Source data

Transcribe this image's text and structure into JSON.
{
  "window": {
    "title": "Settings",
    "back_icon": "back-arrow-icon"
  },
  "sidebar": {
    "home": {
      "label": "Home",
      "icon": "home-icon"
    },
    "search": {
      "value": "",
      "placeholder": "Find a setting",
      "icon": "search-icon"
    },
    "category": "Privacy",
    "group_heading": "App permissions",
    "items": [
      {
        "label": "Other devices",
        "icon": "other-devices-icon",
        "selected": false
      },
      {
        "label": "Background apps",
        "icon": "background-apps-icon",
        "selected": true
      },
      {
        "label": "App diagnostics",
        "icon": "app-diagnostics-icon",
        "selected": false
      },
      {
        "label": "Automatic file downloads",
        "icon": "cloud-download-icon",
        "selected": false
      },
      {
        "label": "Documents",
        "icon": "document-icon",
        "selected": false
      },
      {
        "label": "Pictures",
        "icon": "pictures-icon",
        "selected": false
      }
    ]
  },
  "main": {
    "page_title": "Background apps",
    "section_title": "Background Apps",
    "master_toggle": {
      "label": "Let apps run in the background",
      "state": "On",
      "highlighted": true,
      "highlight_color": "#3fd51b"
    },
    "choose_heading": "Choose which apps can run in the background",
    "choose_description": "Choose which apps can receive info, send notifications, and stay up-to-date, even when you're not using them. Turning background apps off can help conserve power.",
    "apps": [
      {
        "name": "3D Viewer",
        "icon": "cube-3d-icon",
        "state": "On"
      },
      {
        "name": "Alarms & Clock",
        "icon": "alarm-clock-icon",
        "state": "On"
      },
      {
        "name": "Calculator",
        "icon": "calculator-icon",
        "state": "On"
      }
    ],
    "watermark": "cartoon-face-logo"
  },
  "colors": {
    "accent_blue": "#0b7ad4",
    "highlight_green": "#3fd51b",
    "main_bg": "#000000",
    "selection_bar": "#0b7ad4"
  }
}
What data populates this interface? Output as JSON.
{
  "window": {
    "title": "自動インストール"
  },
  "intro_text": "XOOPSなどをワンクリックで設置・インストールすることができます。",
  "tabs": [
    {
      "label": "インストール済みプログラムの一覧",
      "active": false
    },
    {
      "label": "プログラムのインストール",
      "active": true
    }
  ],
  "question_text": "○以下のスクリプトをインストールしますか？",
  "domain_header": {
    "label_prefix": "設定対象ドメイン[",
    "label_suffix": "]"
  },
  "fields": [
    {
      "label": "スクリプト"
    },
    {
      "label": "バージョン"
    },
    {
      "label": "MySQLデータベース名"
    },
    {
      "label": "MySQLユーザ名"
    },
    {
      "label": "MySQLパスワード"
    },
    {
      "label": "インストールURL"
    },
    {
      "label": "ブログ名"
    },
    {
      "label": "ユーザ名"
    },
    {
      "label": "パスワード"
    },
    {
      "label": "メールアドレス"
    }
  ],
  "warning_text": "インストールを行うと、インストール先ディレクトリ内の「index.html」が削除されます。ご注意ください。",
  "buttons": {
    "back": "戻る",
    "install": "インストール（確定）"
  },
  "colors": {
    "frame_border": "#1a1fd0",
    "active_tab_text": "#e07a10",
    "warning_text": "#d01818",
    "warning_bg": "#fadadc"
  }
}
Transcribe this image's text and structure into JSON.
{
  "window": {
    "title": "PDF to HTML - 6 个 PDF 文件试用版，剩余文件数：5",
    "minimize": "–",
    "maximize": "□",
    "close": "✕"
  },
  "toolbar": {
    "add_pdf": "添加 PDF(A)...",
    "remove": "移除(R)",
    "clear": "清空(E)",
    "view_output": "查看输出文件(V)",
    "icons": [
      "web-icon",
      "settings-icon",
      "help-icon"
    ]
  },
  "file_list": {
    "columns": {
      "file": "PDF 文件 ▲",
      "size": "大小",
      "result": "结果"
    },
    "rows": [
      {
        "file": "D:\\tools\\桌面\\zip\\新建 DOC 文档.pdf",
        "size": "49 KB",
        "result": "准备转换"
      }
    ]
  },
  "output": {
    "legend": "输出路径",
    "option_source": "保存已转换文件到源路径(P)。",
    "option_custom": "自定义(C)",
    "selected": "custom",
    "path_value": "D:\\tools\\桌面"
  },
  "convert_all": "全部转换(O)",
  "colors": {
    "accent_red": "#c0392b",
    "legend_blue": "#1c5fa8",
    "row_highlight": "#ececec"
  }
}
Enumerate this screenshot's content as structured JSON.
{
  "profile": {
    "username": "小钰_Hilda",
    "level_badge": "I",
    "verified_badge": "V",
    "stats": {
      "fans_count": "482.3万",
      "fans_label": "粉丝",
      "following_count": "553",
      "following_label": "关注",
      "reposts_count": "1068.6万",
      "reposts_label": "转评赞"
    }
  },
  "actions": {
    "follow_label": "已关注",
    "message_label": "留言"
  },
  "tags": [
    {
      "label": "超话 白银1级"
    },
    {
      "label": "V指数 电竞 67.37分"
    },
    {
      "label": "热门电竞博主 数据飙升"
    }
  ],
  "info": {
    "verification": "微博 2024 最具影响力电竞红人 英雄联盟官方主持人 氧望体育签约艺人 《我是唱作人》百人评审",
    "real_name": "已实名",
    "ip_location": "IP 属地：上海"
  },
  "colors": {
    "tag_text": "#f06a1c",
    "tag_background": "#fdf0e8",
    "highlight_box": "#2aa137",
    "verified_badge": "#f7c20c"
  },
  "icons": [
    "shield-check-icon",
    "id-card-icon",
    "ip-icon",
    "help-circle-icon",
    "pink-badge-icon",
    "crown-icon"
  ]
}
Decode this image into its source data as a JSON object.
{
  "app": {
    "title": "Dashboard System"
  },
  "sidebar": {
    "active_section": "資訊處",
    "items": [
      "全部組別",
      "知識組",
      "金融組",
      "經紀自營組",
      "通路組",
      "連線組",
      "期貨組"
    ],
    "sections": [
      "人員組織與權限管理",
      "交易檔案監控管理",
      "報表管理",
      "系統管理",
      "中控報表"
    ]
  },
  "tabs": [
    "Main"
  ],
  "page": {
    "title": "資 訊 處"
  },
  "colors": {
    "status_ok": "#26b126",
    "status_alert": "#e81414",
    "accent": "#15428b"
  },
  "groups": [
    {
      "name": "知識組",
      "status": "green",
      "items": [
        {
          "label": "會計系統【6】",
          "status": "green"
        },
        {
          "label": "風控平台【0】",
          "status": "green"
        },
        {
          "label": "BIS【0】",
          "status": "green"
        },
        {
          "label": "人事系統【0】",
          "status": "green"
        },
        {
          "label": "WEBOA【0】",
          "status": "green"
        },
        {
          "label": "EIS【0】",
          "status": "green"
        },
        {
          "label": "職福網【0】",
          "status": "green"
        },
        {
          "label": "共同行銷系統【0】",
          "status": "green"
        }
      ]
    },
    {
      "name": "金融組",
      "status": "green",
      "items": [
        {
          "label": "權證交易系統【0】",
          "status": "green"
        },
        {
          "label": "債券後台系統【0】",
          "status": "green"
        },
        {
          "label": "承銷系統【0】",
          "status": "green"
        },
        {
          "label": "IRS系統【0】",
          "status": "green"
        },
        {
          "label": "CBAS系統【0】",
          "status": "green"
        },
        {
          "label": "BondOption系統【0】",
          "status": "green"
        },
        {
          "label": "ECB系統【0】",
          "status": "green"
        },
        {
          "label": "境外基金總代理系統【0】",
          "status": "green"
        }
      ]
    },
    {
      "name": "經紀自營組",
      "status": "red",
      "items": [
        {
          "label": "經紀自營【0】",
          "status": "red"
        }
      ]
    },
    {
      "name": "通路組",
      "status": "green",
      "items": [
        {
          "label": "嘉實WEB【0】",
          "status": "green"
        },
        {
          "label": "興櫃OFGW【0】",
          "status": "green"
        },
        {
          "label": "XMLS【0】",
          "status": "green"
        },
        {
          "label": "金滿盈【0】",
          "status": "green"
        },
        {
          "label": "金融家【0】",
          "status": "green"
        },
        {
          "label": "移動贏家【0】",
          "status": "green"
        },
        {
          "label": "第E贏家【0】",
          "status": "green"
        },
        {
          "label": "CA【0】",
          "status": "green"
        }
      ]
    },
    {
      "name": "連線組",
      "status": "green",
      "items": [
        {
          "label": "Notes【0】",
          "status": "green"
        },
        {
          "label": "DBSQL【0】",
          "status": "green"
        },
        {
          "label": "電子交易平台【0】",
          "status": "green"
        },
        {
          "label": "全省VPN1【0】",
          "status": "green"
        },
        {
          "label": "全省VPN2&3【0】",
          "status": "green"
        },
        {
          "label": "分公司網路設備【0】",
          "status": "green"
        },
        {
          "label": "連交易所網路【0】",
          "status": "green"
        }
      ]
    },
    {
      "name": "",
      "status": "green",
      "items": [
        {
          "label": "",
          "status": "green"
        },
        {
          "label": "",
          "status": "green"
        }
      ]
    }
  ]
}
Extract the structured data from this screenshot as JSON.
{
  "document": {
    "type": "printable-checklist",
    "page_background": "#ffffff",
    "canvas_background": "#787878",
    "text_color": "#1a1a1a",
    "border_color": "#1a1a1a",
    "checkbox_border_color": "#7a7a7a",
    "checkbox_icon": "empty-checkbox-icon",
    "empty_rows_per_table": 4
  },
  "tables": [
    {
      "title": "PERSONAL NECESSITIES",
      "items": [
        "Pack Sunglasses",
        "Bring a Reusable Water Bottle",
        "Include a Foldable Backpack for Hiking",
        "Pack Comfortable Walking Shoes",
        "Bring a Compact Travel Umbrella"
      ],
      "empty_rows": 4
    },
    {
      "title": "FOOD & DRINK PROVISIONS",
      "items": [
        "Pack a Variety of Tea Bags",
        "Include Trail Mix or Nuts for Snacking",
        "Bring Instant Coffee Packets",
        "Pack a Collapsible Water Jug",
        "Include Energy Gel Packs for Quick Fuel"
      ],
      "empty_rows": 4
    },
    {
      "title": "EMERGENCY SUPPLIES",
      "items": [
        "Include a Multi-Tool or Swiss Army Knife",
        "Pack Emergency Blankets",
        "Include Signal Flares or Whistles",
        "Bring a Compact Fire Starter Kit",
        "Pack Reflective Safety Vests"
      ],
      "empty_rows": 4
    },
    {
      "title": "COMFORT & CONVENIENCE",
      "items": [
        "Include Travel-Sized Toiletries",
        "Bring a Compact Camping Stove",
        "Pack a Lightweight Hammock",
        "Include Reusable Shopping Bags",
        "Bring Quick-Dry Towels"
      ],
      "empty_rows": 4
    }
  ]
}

What to produce
Pull every line containing the word "Reusable" out of the material and copy it.

Exercise response
        "Bring a Reusable Water Bottle",
        "Include Reusable Shopping Bags",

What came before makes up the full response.